**** Material
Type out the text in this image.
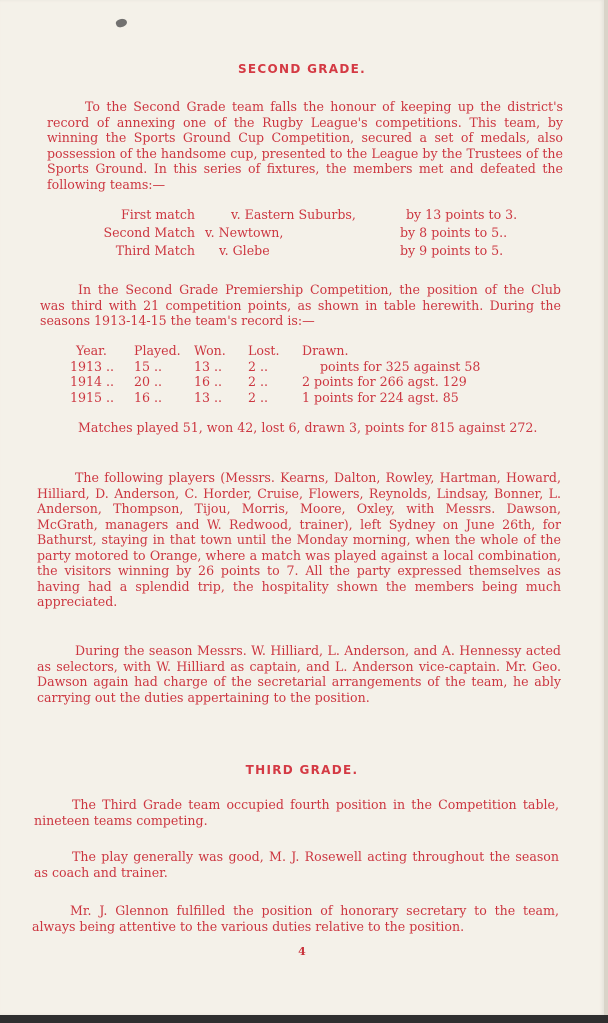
SECOND GRADE.

To the Second Grade team falls the honour of keeping up the district's record of annexing one of the Rugby League's competitions. This team, by winning the Sports Ground Cup Competition, secured a set of medals, also possession of the handsome cup, presented to the League by the Trustees of the Sports Ground. In this series of fixtures, the members met and defeated the following teams:—

First match	v. Eastern Suburbs,	by 13 points to 3.
Second Match v. Newtown,	by 8 points to 5..
Third Match	v. Glebe	by 9 points to 5.

In the Second Grade Premiership Competition, the position of the Club was third with 21 competition points, as shown in table herewith. During the seasons 1913-14-15 the team's record is:—

Year.	Played.	Won.	Lost.	Drawn.
1913 ..	15 ..	13 ..	2 ..	points for 325 against 58
1914 ..	20 ..	16 ..	2 ..	2 points for 266 agst. 129
1915 ..	16 ..	13 ..	2 ..	1 points for 224 agst. 85

Matches played 51, won 42, lost 6, drawn 3, points for 815 against 272.

The following players (Messrs. Kearns, Dalton, Rowley, Hartman, Howard, Hilliard, D. Anderson, C. Horder, Cruise, Flowers, Reynolds, Lindsay, Bonner, L. Anderson, Thompson, Tijou, Morris, Moore, Oxley, with Messrs. Dawson, McGrath, managers and W. Redwood, trainer), left Sydney on June 26th, for Bathurst, staying in that town until the Monday morning, when the whole of the party motored to Orange, where a match was played against a local combination, the visitors winning by 26 points to 7. All the party expressed themselves as having had a splendid trip, the hospitality shown the members being much appreciated.

During the season Messrs. W. Hilliard, L. Anderson, and A. Hennessy acted as selectors, with W. Hilliard as captain, and L. Anderson vice-captain. Mr. Geo. Dawson again had charge of the secretarial arrangements of the team, he ably carrying out the duties appertaining to the position.

THIRD GRADE.

The Third Grade team occupied fourth position in the Competition table, nineteen teams competing.

The play generally was good, M. J. Rosewell acting throughout the season as coach and trainer.

Mr. J. Glennon fulfilled the position of honorary secretary to the team, always being attentive to the various duties relative to the position.

4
********
* _Instruction_
From the material above, copy each line that includes the word "against".

* _Finished task_
1913 ..	15 ..	13 ..	2 ..	points for 325 against 58
Matches played 51, won 42, lost 6, drawn 3, points for 815 against 272.
The following players (Messrs. Kearns, Dalton, Rowley, Hartman, Howard, Hilliard, D. Anderson, C. Horder, Cruise, Flowers, Reynolds, Lindsay, Bonner, L. Anderson, Thompson, Tijou, Morris, Moore, Oxley, with Messrs. Dawson, McGrath, managers and W. Redwood, trainer), left Sydney on June 26th, for Bathurst, staying in that town until the Monday morning, when the whole of the party motored to Orange, where a match was played against a local combination, the visitors winning by 26 points to 7. All the party expressed themselves as having had a splendid trip, the hospitality shown the members being much appreciated.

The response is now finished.